▶ _WHAT YOU ARE ASKED TO DO_: Output the entries verbatim, including every line.

▶ _THE INPUT_:
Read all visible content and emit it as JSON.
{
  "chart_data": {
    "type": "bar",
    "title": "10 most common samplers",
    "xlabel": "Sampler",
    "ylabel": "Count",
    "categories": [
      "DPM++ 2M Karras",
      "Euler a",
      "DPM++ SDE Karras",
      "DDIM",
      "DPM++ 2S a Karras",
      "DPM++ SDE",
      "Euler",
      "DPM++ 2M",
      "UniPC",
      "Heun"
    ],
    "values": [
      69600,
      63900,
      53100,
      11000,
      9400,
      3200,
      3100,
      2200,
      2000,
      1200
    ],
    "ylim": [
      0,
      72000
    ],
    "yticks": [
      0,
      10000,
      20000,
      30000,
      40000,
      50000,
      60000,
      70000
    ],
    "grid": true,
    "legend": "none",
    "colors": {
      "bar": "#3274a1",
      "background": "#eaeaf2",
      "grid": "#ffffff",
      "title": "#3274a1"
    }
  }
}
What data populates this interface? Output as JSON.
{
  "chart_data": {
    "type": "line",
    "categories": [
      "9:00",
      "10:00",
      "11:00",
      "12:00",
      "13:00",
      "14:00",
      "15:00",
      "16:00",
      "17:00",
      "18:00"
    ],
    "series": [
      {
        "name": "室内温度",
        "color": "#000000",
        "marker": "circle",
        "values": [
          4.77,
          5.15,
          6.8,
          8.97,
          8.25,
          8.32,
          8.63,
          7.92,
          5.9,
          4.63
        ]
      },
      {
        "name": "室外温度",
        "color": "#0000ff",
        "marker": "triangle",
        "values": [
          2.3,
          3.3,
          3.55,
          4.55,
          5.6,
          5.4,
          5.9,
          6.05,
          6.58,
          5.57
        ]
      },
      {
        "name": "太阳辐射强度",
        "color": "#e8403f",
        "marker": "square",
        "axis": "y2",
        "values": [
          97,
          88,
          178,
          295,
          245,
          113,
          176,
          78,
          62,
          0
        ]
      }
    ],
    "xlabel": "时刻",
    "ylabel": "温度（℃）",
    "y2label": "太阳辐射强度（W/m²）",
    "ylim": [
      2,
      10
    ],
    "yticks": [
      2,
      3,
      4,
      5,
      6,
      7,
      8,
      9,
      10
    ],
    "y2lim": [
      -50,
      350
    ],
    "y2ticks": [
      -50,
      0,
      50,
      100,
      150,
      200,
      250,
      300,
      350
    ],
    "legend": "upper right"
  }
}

▶ _TASK RESULT_:
Read all visible content and emit it as JSON.
{
  "chart_data": {
    "type": "bar",
    "title": "10 most common samplers",
    "xlabel": "Sampler",
    "ylabel": "Count",
    "categories": [
      "DPM++ 2M Karras",
      "Euler a",
      "DPM++ SDE Karras",
      "DDIM",
      "DPM++ 2S a Karras",
      "DPM++ SDE",
      "Euler",
      "DPM++ 2M",
      "UniPC",
      "Heun"
    ],
    "values": [
      69600,
      63900,
      53100,
      11000,
      9400,
      3200,
      3100,
      2200,
      2000,
      1200
    ],
    "ylim": [
      0,
      72000
    ],
    "yticks": [
      0,
      10000,
      20000,
      30000,
      40000,
      50000,
      60000,
      70000
    ],
    "grid": true,
    "legend": "none",
    "colors": {
      "bar": "#3274a1",
      "background": "#eaeaf2",
      "grid": "#ffffff",
      "title": "#3274a1"
    }
  }
}
What data populates this interface? Output as JSON.
{
  "chart_data": {
    "type": "line",
    "categories": [
      "9:00",
      "10:00",
      "11:00",
      "12:00",
      "13:00",
      "14:00",
      "15:00",
      "16:00",
      "17:00",
      "18:00"
    ],
    "series": [
      {
        "name": "室内温度",
        "color": "#000000",
        "marker": "circle",
        "values": [
          4.77,
          5.15,
          6.8,
          8.97,
          8.25,
          8.32,
          8.63,
          7.92,
          5.9,
          4.63
        ]
      },
      {
        "name": "室外温度",
        "color": "#0000ff",
        "marker": "triangle",
        "values": [
          2.3,
          3.3,
          3.55,
          4.55,
          5.6,
          5.4,
          5.9,
          6.05,
          6.58,
          5.57
        ]
      },
      {
        "name": "太阳辐射强度",
        "color": "#e8403f",
        "marker": "square",
        "axis": "y2",
        "values": [
          97,
          88,
          178,
          295,
          245,
          113,
          176,
          78,
          62,
          0
        ]
      }
    ],
    "xlabel": "时刻",
    "ylabel": "温度（℃）",
    "y2label": "太阳辐射强度（W/m²）",
    "ylim": [
      2,
      10
    ],
    "yticks": [
      2,
      3,
      4,
      5,
      6,
      7,
      8,
      9,
      10
    ],
    "y2lim": [
      -50,
      350
    ],
    "y2ticks": [
      -50,
      0,
      50,
      100,
      150,
      200,
      250,
      300,
      350
    ],
    "legend": "upper right"
  }
}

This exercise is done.